Items from a data source
— Begin —
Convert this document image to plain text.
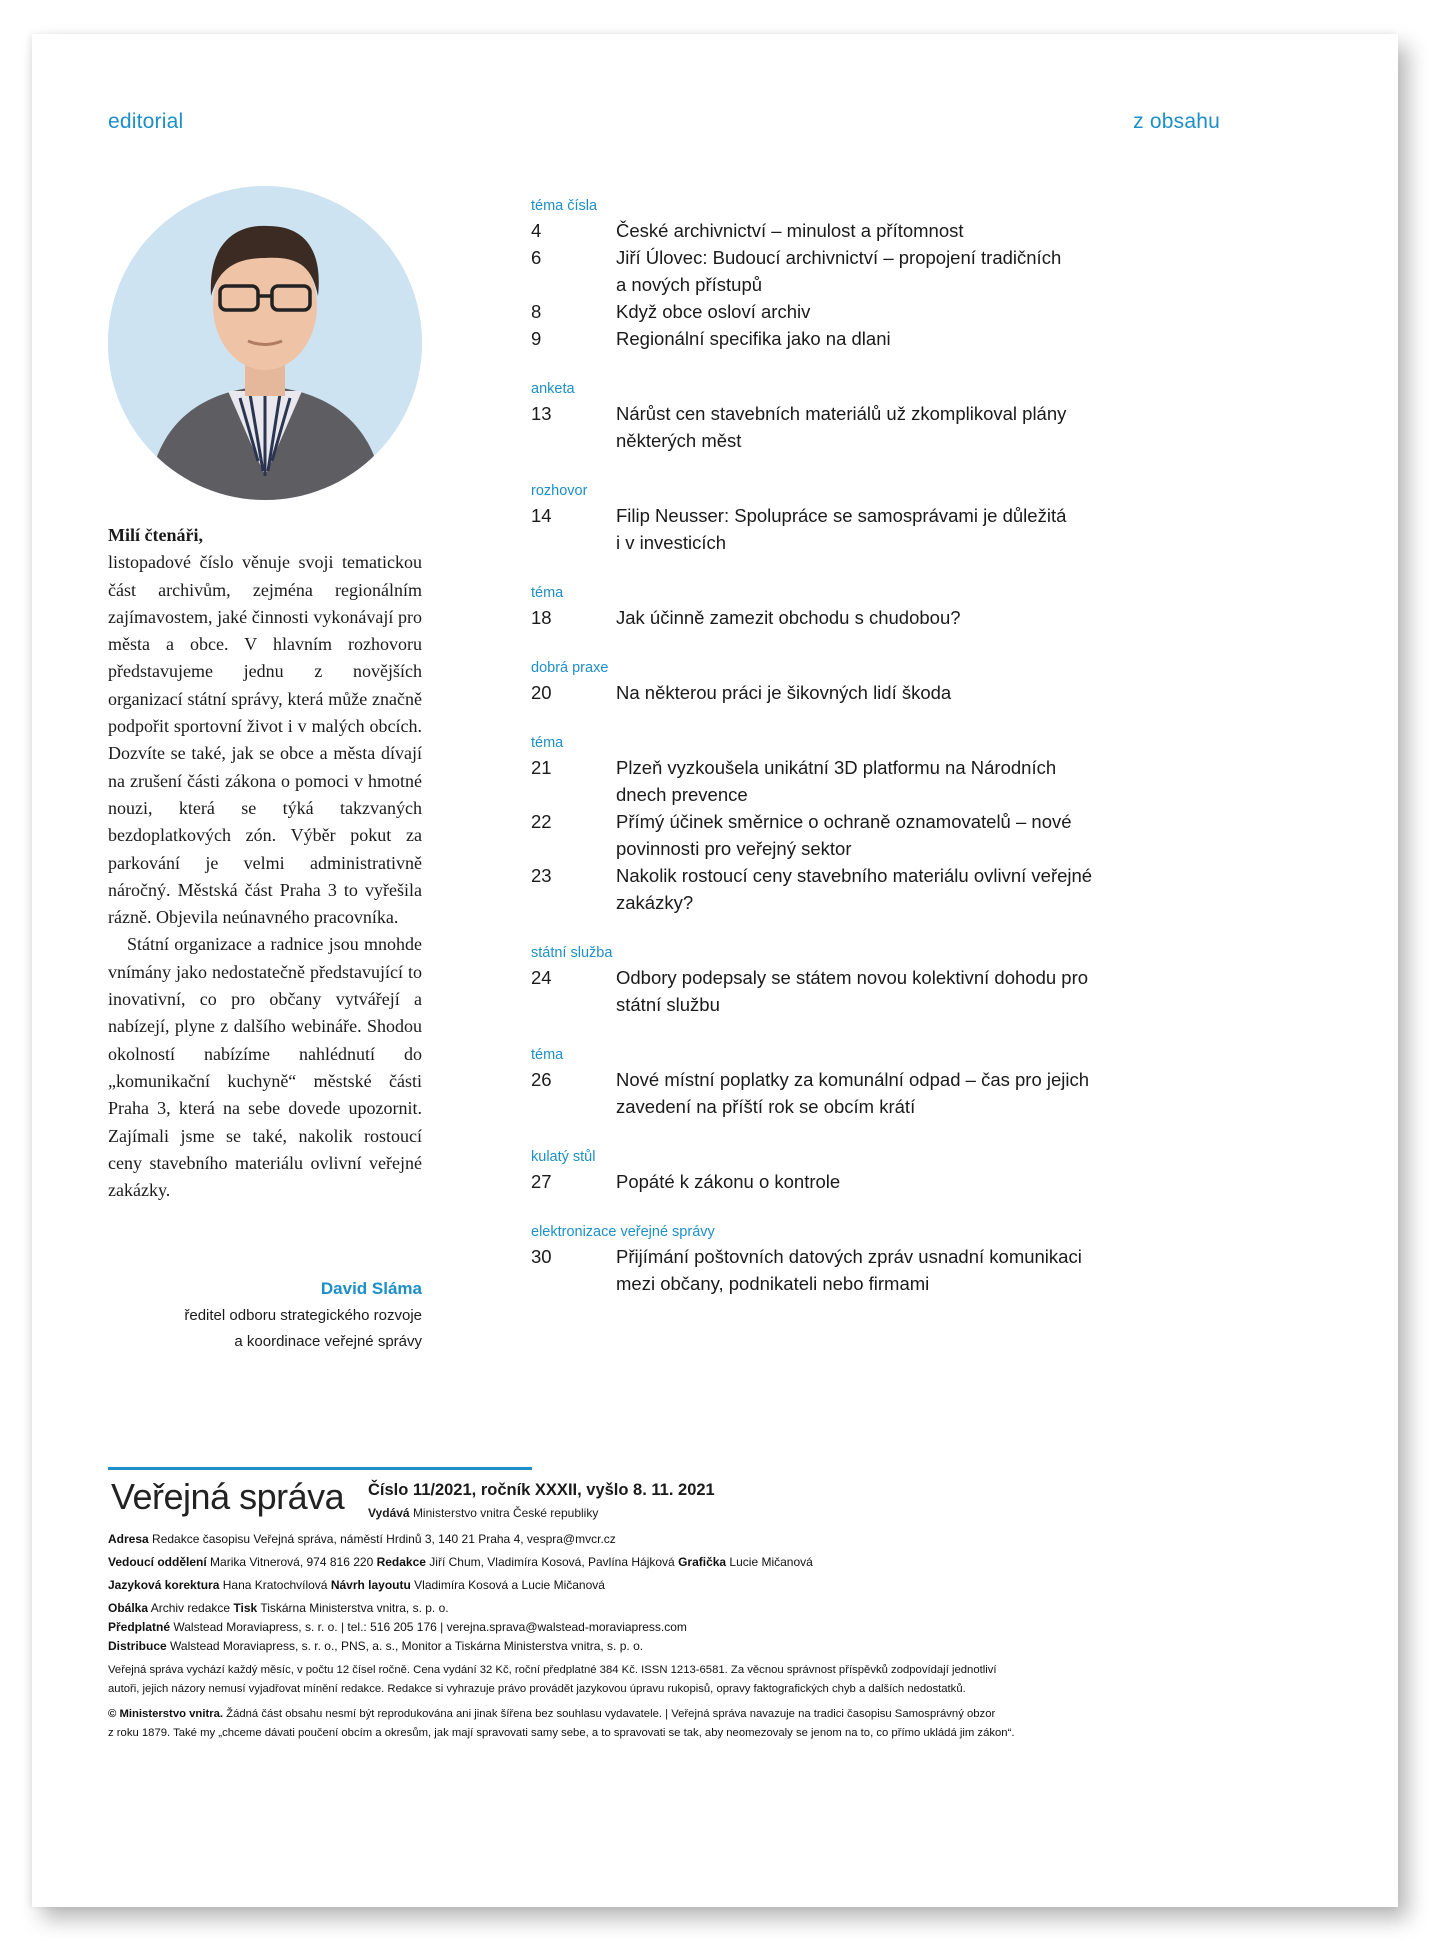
editorial	z obsahu
Milí čtenáři,

listopadové číslo věnuje svoji tematickou část archivům, zejména regionálním zajímavostem, jaké činnosti vykonávají pro města a obce. V hlavním rozhovoru představujeme jednu z novějších organizací státní správy, která může značně podpořit sportovní život i v malých obcích. Dozvíte se také, jak se obce a města dívají na zrušení části zákona o pomoci v hmotné nouzi, která se týká takzvaných bezdoplatkových zón. Výběr pokut za parkování je velmi administrativně náročný. Městská část Praha 3 to vyřešila rázně. Objevila neúnavného pracovníka.

Státní organizace a radnice jsou mnohde vnímány jako nedostatečně představující to inovativní, co pro občany vytvářejí a nabízejí, plyne z dalšího webináře. Shodou okolností nabízíme nahlédnutí do „komunikační kuchyně“ městské části Praha 3, která na sebe dovede upozornit. Zajímali jsme se také, nakolik rostoucí ceny stavebního materiálu ovlivní veřejné zakázky.

David Sláma
ředitel odboru strategického rozvoje
a koordinace veřejné správy
téma čísla
4	České archivnictví – minulost a přítomnost
6	Jiří Úlovec: Budoucí archivnictví – propojení tradičních
a nových přístupů
8	Když obce osloví archiv
9	Regionální specifika jako na dlani
anketa
13	Nárůst cen stavebních materiálů už zkomplikoval plány
některých měst
rozhovor
14	Filip Neusser: Spolupráce se samosprávami je důležitá
i v investicích
téma
18	Jak účinně zamezit obchodu s chudobou?
dobrá praxe
20	Na některou práci je šikovných lidí škoda
téma
21	Plzeň vyzkoušela unikátní 3D platformu na Národních
dnech prevence
22	Přímý účinek směrnice o ochraně oznamovatelů – nové
povinnosti pro veřejný sektor
23	Nakolik rostoucí ceny stavebního materiálu ovlivní veřejné
zakázky?
státní služba
24	Odbory podepsaly se státem novou kolektivní dohodu pro
státní službu
téma
26	Nové místní poplatky za komunální odpad – čas pro jejich
zavedení na příští rok se obcím krátí
kulatý stůl
27	Popáté k zákonu o kontrole
elektronizace veřejné správy
30	Přijímání poštovních datových zpráv usnadní komunikaci
mezi občany, podnikateli nebo firmami
Veřejná správa Číslo 11/2021, ročník XXXII, vyšlo 8. 11. 2021
Vydává Ministerstvo vnitra České republiky
Adresa Redakce časopisu Veřejná správa, náměstí Hrdinů 3, 140 21 Praha 4, vespra@mvcr.cz
Vedoucí oddělení Marika Vitnerová, 974 816 220 Redakce Jiří Chum, Vladimíra Kosová, Pavlína Hájková Grafička Lucie Mičanová
Jazyková korektura Hana Kratochvílová Návrh layoutu Vladimíra Kosová a Lucie Mičanová
Obálka Archiv redakce Tisk Tiskárna Ministerstva vnitra, s. p. o.
Předplatné Walstead Moraviapress, s. r. o. | tel.: 516 205 176 | verejna.sprava@walstead-moraviapress.com
Distribuce Walstead Moraviapress, s. r. o., PNS, a. s., Monitor a Tiskárna Ministerstva vnitra, s. p. o.
Veřejná správa vychází každý měsíc, v počtu 12 čísel ročně. Cena vydání 32 Kč, roční předplatné 384 Kč. ISSN 1213-6581. Za věcnou správnost příspěvků zodpovídají jednotliví
autoři, jejich názory nemusí vyjadřovat mínění redakce. Redakce si vyhrazuje právo provádět jazykovou úpravu rukopisů, opravy faktografických chyb a dalších nedostatků.
© Ministerstvo vnitra. Žádná část obsahu nesmí být reprodukována ani jinak šířena bez souhlasu vydavatele. | Veřejná správa navazuje na tradici časopisu Samosprávný obzor
z roku 1879. Také my „chceme dávati poučení obcím a okresům, jak mají spravovati samy sebe, a to spravovati se tak, aby neomezovaly se jenom na to, co přímo ukládá jim zákon“.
— End —
Exercise description: From the entries above, pull out each line that includes "sebe".

Completed task:
Státní organizace a radnice jsou mnohde vnímány jako nedostatečně představující to inovativní, co pro občany vytvářejí a nabízejí, plyne z dalšího webináře. Shodou okolností nabízíme nahlédnutí do „komunikační kuchyně“ městské části Praha 3, která na sebe dovede upozornit. Zajímali jsme se také, nakolik rostoucí ceny stavebního materiálu ovlivní veřejné zakázky.
z roku 1879. Také my „chceme dávati poučení obcím a okresům, jak mají spravovati samy sebe, a to spravovati se tak, aby neomezovaly se jenom na to, co přímo ukládá jim zákon“.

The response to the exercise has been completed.